--- Start ---

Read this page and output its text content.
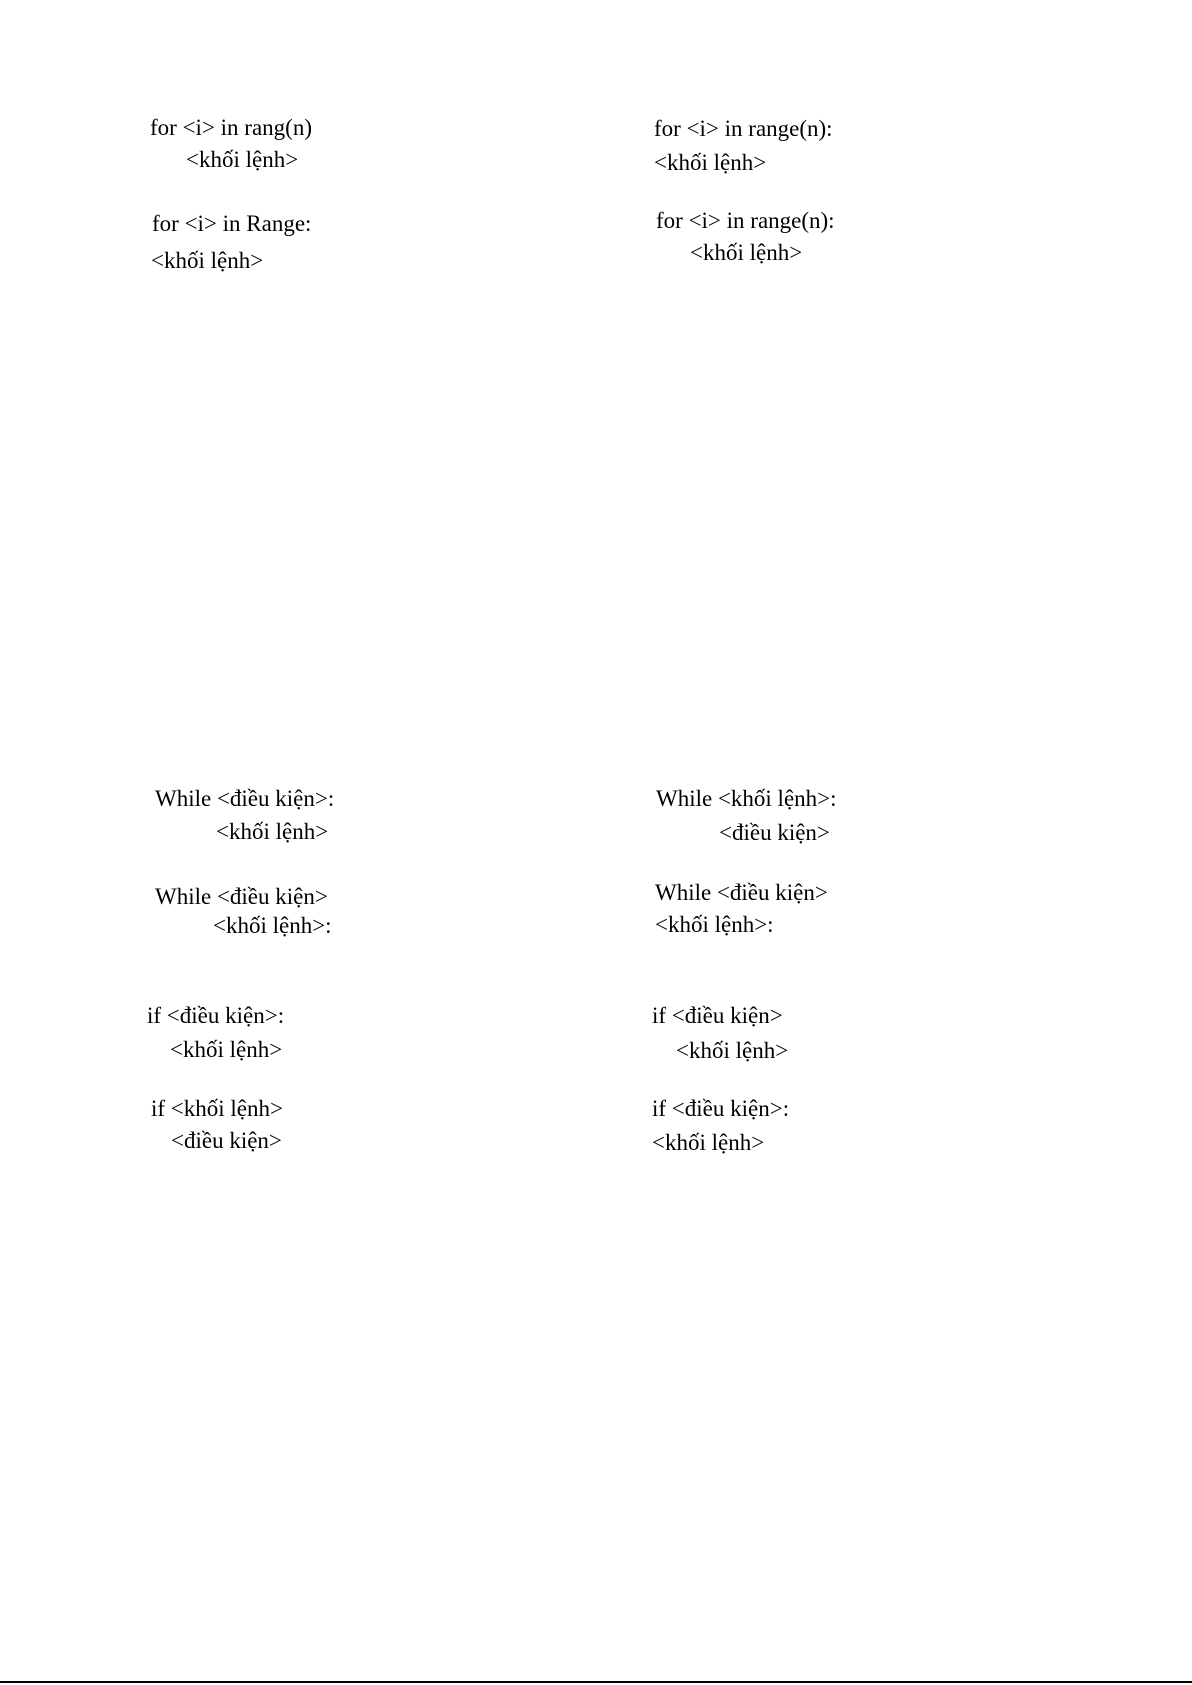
for <i> in rang(n)
<khối lệnh>
for <i> in range(n):
<khối lệnh>
for <i> in Range:
<khối lệnh>
for <i> in range(n):
<khối lệnh>
While <điều kiện>:
<khối lệnh>
While <khối lệnh>:
<điều kiện>
While <điều kiện>
<khối lệnh>:
While <điều kiện>
<khối lệnh>:
if <điều kiện>:
<khối lệnh>
if <điều kiện>
<khối lệnh>
if <khối lệnh>
<điều kiện>
if <điều kiện>:
<khối lệnh>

--- End ---

WHAT YOU ARE ASKED TO DO: All the records above need to be given again word for word. Skip the pictures.

WRITTEN RESPONSE:
Read this page and output its text content.
for <i> in rang(n)
<khối lệnh>
for <i> in range(n):
<khối lệnh>
for <i> in Range:
<khối lệnh>
for <i> in range(n):
<khối lệnh>
While <điều kiện>:
<khối lệnh>
While <khối lệnh>:
<điều kiện>
While <điều kiện>
<khối lệnh>:
While <điều kiện>
<khối lệnh>:
if <điều kiện>:
<khối lệnh>
if <điều kiện>
<khối lệnh>
if <khối lệnh>
<điều kiện>
if <điều kiện>:
<khối lệnh>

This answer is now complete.